What you are asked to do —
Reproduce the listing that follows with no differences at all.

[Items listed in a dataset]
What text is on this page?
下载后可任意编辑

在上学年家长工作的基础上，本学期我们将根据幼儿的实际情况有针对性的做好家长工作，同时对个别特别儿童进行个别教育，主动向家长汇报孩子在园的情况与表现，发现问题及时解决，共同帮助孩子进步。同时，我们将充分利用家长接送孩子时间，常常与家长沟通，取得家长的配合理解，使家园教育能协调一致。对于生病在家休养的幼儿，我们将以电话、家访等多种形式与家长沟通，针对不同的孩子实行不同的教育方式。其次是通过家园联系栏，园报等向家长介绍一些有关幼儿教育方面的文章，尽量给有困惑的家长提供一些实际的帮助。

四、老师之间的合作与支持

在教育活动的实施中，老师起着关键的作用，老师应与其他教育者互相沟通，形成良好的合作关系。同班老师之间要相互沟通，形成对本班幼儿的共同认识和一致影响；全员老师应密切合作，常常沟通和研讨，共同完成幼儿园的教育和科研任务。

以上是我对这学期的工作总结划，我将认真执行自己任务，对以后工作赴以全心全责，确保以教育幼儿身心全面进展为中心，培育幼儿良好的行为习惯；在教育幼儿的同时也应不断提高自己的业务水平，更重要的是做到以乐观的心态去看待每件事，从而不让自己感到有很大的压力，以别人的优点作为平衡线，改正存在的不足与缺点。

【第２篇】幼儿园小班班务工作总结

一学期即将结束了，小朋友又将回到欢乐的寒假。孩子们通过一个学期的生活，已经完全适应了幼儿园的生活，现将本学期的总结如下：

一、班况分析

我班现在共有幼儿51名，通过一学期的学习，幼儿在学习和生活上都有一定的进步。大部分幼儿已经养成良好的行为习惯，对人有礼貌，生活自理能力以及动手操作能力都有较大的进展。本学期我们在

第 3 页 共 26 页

Written solution —
What text is on this page?
下载后可任意编辑

在上学年家长工作的基础上，本学期我们将根据幼儿的实际情况有针对性的做好家长工作，同时对个别特别儿童进行个别教育，主动向家长汇报孩子在园的情况与表现，发现问题及时解决，共同帮助孩子进步。同时，我们将充分利用家长接送孩子时间，常常与家长沟通，取得家长的配合理解，使家园教育能协调一致。对于生病在家休养的幼儿，我们将以电话、家访等多种形式与家长沟通，针对不同的孩子实行不同的教育方式。其次是通过家园联系栏，园报等向家长介绍一些有关幼儿教育方面的文章，尽量给有困惑的家长提供一些实际的帮助。

四、老师之间的合作与支持

在教育活动的实施中，老师起着关键的作用，老师应与其他教育者互相沟通，形成良好的合作关系。同班老师之间要相互沟通，形成对本班幼儿的共同认识和一致影响；全员老师应密切合作，常常沟通和研讨，共同完成幼儿园的教育和科研任务。

以上是我对这学期的工作总结划，我将认真执行自己任务，对以后工作赴以全心全责，确保以教育幼儿身心全面进展为中心，培育幼儿良好的行为习惯；在教育幼儿的同时也应不断提高自己的业务水平，更重要的是做到以乐观的心态去看待每件事，从而不让自己感到有很大的压力，以别人的优点作为平衡线，改正存在的不足与缺点。

【第２篇】幼儿园小班班务工作总结

一学期即将结束了，小朋友又将回到欢乐的寒假。孩子们通过一个学期的生活，已经完全适应了幼儿园的生活，现将本学期的总结如下：

一、班况分析

我班现在共有幼儿51名，通过一学期的学习，幼儿在学习和生活上都有一定的进步。大部分幼儿已经养成良好的行为习惯，对人有礼貌，生活自理能力以及动手操作能力都有较大的进展。本学期我们在

第 3 页 共 26 页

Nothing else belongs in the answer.